- **Work to complete**: Go through the data below and copy it exactly, skipping every picture.

- **The data**:
+++

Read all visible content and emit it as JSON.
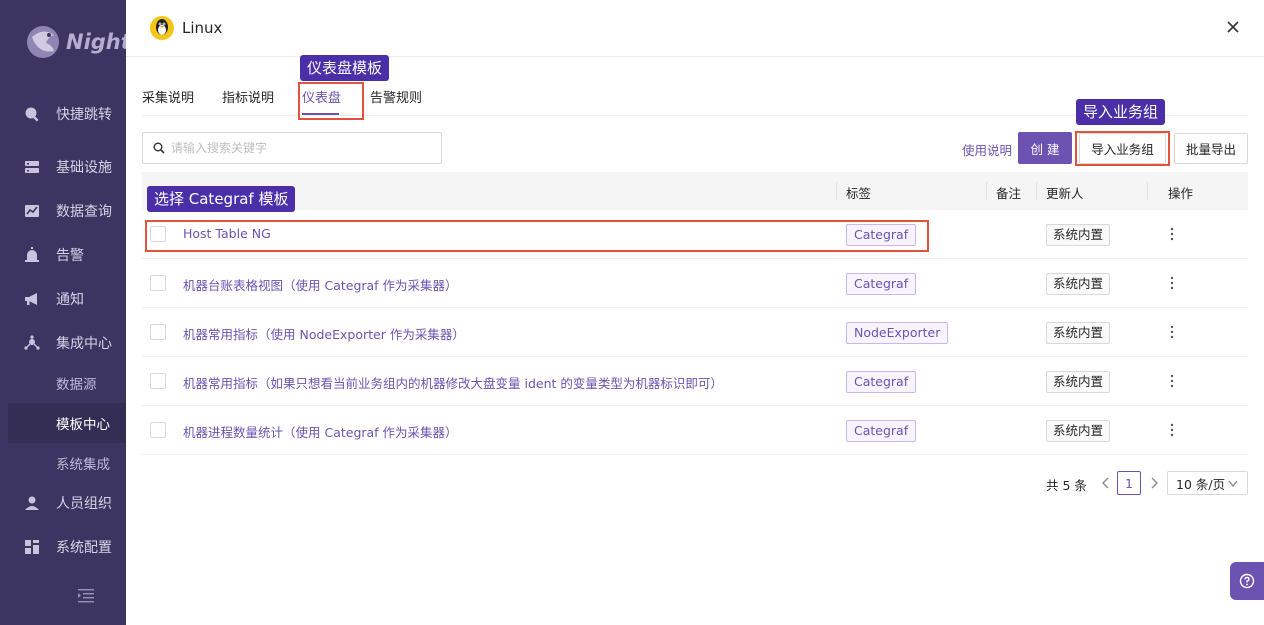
{
  "sidebar": {
    "logo_text": "Nighting",
    "items": [
      {
        "label": "快捷跳转",
        "icon": "search-icon"
      },
      {
        "label": "基础设施",
        "icon": "server-icon"
      },
      {
        "label": "数据查询",
        "icon": "chart-icon"
      },
      {
        "label": "告警",
        "icon": "alarm-icon"
      },
      {
        "label": "通知",
        "icon": "megaphone-icon"
      },
      {
        "label": "集成中心",
        "icon": "integration-icon"
      },
      {
        "label": "数据源",
        "icon": ""
      },
      {
        "label": "模板中心",
        "icon": ""
      },
      {
        "label": "系统集成",
        "icon": ""
      },
      {
        "label": "人员组织",
        "icon": "user-icon"
      },
      {
        "label": "系统配置",
        "icon": "settings-grid-icon"
      }
    ]
  },
  "drawer": {
    "title": "Linux",
    "tabs": [
      "采集说明",
      "指标说明",
      "仪表盘",
      "告警规则"
    ],
    "active_tab": "仪表盘",
    "search_placeholder": "请输入搜索关键字",
    "usage_link": "使用说明",
    "create_label": "创 建",
    "import_label": "导入业务组",
    "export_label": "批量导出",
    "columns": {
      "tags": "标签",
      "note": "备注",
      "updated_by": "更新人",
      "actions": "操作"
    },
    "rows": [
      {
        "name": "Host Table NG",
        "tag": "Categraf",
        "updated_by": "系统内置"
      },
      {
        "name": "机器台账表格视图（使用 Categraf 作为采集器）",
        "tag": "Categraf",
        "updated_by": "系统内置"
      },
      {
        "name": "机器常用指标（使用 NodeExporter 作为采集器）",
        "tag": "NodeExporter",
        "updated_by": "系统内置"
      },
      {
        "name": "机器常用指标（如果只想看当前业务组内的机器修改大盘变量 ident 的变量类型为机器标识即可）",
        "tag": "Categraf",
        "updated_by": "系统内置"
      },
      {
        "name": "机器进程数量统计（使用 Categraf 作为采集器）",
        "tag": "Categraf",
        "updated_by": "系统内置"
      }
    ],
    "pagination": {
      "total": "共 5 条",
      "current": "1",
      "page_size": "10 条/页"
    }
  },
  "annotations": {
    "dashboard_template": "仪表盘模板",
    "import_group": "导入业务组",
    "select_categraf": "选择 Categraf 模板"
  },
  "colors": {
    "sidebar_bg": "#3d3561",
    "accent": "#6c53b1",
    "callout_bg": "#4b2fa9",
    "highlight_border": "#e1533f"
  }
}
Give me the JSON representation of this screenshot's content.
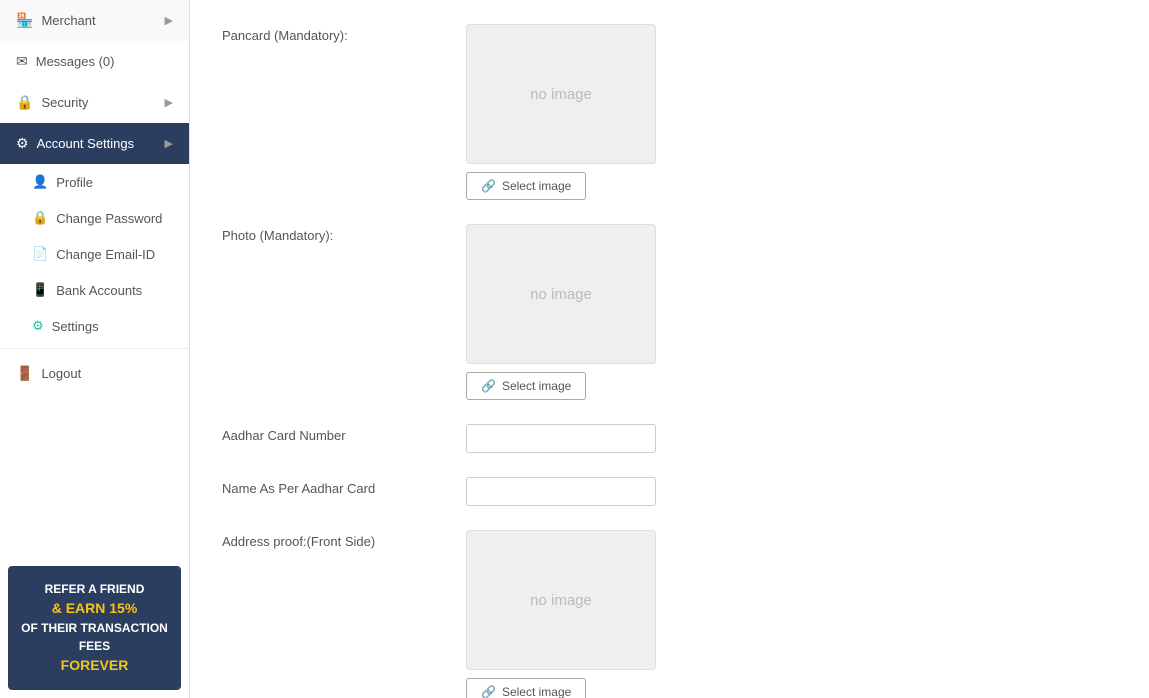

+++

- **Result of the task**:
Read all visible content and emit it as JSON.
{
  "sidebar": {
    "logo_text": "Nighting",
    "items": [
      {
        "label": "快捷跳转",
        "icon": "search-icon"
      },
      {
        "label": "基础设施",
        "icon": "server-icon"
      },
      {
        "label": "数据查询",
        "icon": "chart-icon"
      },
      {
        "label": "告警",
        "icon": "alarm-icon"
      },
      {
        "label": "通知",
        "icon": "megaphone-icon"
      },
      {
        "label": "集成中心",
        "icon": "integration-icon"
      },
      {
        "label": "数据源",
        "icon": ""
      },
      {
        "label": "模板中心",
        "icon": ""
      },
      {
        "label": "系统集成",
        "icon": ""
      },
      {
        "label": "人员组织",
        "icon": "user-icon"
      },
      {
        "label": "系统配置",
        "icon": "settings-grid-icon"
      }
    ]
  },
  "drawer": {
    "title": "Linux",
    "tabs": [
      "采集说明",
      "指标说明",
      "仪表盘",
      "告警规则"
    ],
    "active_tab": "仪表盘",
    "search_placeholder": "请输入搜索关键字",
    "usage_link": "使用说明",
    "create_label": "创 建",
    "import_label": "导入业务组",
    "export_label": "批量导出",
    "columns": {
      "tags": "标签",
      "note": "备注",
      "updated_by": "更新人",
      "actions": "操作"
    },
    "rows": [
      {
        "name": "Host Table NG",
        "tag": "Categraf",
        "updated_by": "系统内置"
      },
      {
        "name": "机器台账表格视图（使用 Categraf 作为采集器）",
        "tag": "Categraf",
        "updated_by": "系统内置"
      },
      {
        "name": "机器常用指标（使用 NodeExporter 作为采集器）",
        "tag": "NodeExporter",
        "updated_by": "系统内置"
      },
      {
        "name": "机器常用指标（如果只想看当前业务组内的机器修改大盘变量 ident 的变量类型为机器标识即可）",
        "tag": "Categraf",
        "updated_by": "系统内置"
      },
      {
        "name": "机器进程数量统计（使用 Categraf 作为采集器）",
        "tag": "Categraf",
        "updated_by": "系统内置"
      }
    ],
    "pagination": {
      "total": "共 5 条",
      "current": "1",
      "page_size": "10 条/页"
    }
  },
  "annotations": {
    "dashboard_template": "仪表盘模板",
    "import_group": "导入业务组",
    "select_categraf": "选择 Categraf 模板"
  },
  "colors": {
    "sidebar_bg": "#3d3561",
    "accent": "#6c53b1",
    "callout_bg": "#4b2fa9",
    "highlight_border": "#e1533f"
  }
}
Give me the JSON representation of this screenshot's content.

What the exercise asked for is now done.